◆ PROBLEM DETAILS ◆
Repeat the full listing below verbatim and keep the images out.

◆ MATERIAL SUPPLIED ◆
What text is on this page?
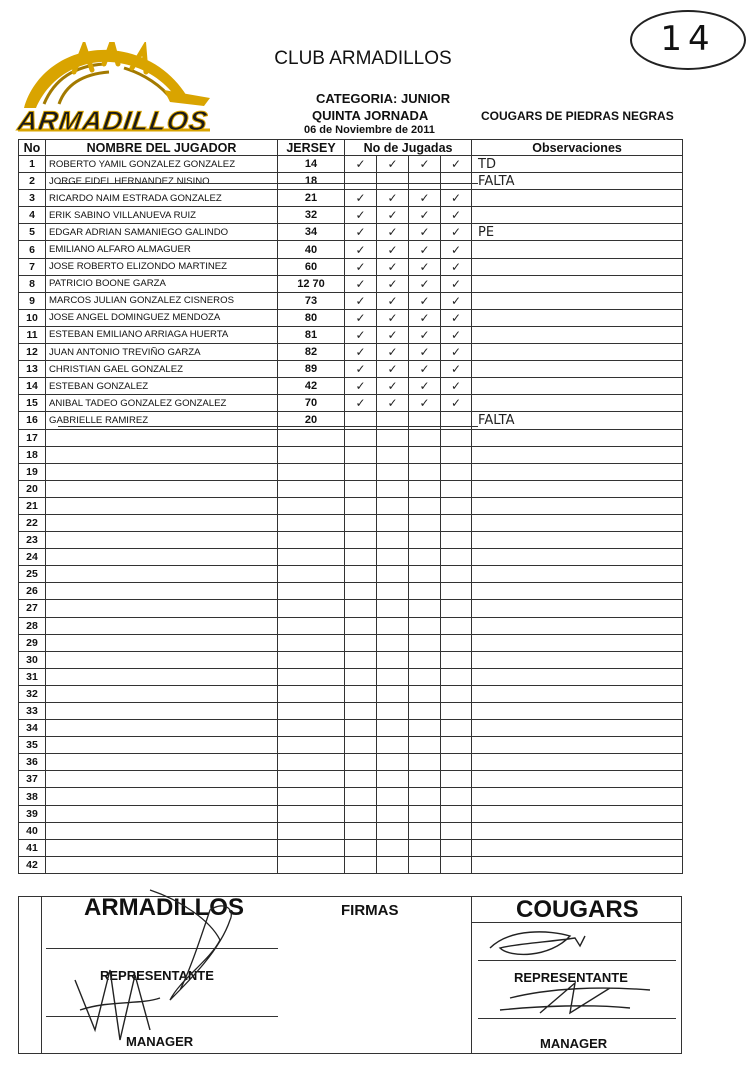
CLUB ARMADILLOS	14
ARMADILLOS
CATEGORIA: JUNIOR
QUINTA JORNADA
06 de Noviembre de 2011
COUGARS DE PIEDRAS NEGRAS
No	NOMBRE DEL JUGADOR	JERSEY	No de Jugadas				Observaciones
1	ROBERTO YAMIL GONZALEZ GONZALEZ	14	✓	✓	✓	✓	TD
2	JORGE FIDEL HERNANDEZ NISINO	18					FALTA
3	RICARDO NAIM ESTRADA GONZALEZ	21	✓	✓	✓	✓	
4	ERIK SABINO VILLANUEVA RUIZ	32	✓	✓	✓	✓	
5	EDGAR ADRIAN SAMANIEGO GALINDO	34	✓	✓	✓	✓	PE
6	EMILIANO ALFARO ALMAGUER	40	✓	✓	✓	✓	
7	JOSE ROBERTO ELIZONDO MARTINEZ	60	✓	✓	✓	✓	
8	PATRICIO BOONE GARZA	12 70	✓	✓	✓	✓	
9	MARCOS JULIAN GONZALEZ CISNEROS	73	✓	✓	✓	✓	
10	JOSE ANGEL DOMINGUEZ MENDOZA	80	✓	✓	✓	✓	
11	ESTEBAN EMILIANO ARRIAGA HUERTA	81	✓	✓	✓	✓	
12	JUAN ANTONIO TREVIÑO GARZA	82	✓	✓	✓	✓	
13	CHRISTIAN GAEL GONZALEZ	89	✓	✓	✓	✓	
14	ESTEBAN GONZALEZ	42	✓	✓	✓	✓	
15	ANIBAL TADEO GONZALEZ GONZALEZ	70	✓	✓	✓	✓	
16	GABRIELLE RAMIREZ	20					FALTA
17							
18							
19							
20							
21							
22							
23							
24							
25							
26							
27							
28							
29							
30							
31							
32							
33							
34							
35							
36							
37							
38							
39							
40							
41							
42							
ARMADILLOS	FIRMAS	COUGARS
REPRESENTANTE
MANAGER
REPRESENTANTE
MANAGER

◆ FINISHED ANSWER ◆
What text is on this page?
CLUB ARMADILLOS	14
ARMADILLOS
CATEGORIA: JUNIOR
QUINTA JORNADA
06 de Noviembre de 2011
COUGARS DE PIEDRAS NEGRAS
No	NOMBRE DEL JUGADOR	JERSEY	No de Jugadas				Observaciones
1	ROBERTO YAMIL GONZALEZ GONZALEZ	14	✓	✓	✓	✓	TD
2	JORGE FIDEL HERNANDEZ NISINO	18					FALTA
3	RICARDO NAIM ESTRADA GONZALEZ	21	✓	✓	✓	✓	
4	ERIK SABINO VILLANUEVA RUIZ	32	✓	✓	✓	✓	
5	EDGAR ADRIAN SAMANIEGO GALINDO	34	✓	✓	✓	✓	PE
6	EMILIANO ALFARO ALMAGUER	40	✓	✓	✓	✓	
7	JOSE ROBERTO ELIZONDO MARTINEZ	60	✓	✓	✓	✓	
8	PATRICIO BOONE GARZA	12 70	✓	✓	✓	✓	
9	MARCOS JULIAN GONZALEZ CISNEROS	73	✓	✓	✓	✓	
10	JOSE ANGEL DOMINGUEZ MENDOZA	80	✓	✓	✓	✓	
11	ESTEBAN EMILIANO ARRIAGA HUERTA	81	✓	✓	✓	✓	
12	JUAN ANTONIO TREVIÑO GARZA	82	✓	✓	✓	✓	
13	CHRISTIAN GAEL GONZALEZ	89	✓	✓	✓	✓	
14	ESTEBAN GONZALEZ	42	✓	✓	✓	✓	
15	ANIBAL TADEO GONZALEZ GONZALEZ	70	✓	✓	✓	✓	
16	GABRIELLE RAMIREZ	20					FALTA
17							
18							
19							
20							
21							
22							
23							
24							
25							
26							
27							
28							
29							
30							
31							
32							
33							
34							
35							
36							
37							
38							
39							
40							
41							
42							
ARMADILLOS	FIRMAS	COUGARS
REPRESENTANTE
MANAGER
REPRESENTANTE
MANAGER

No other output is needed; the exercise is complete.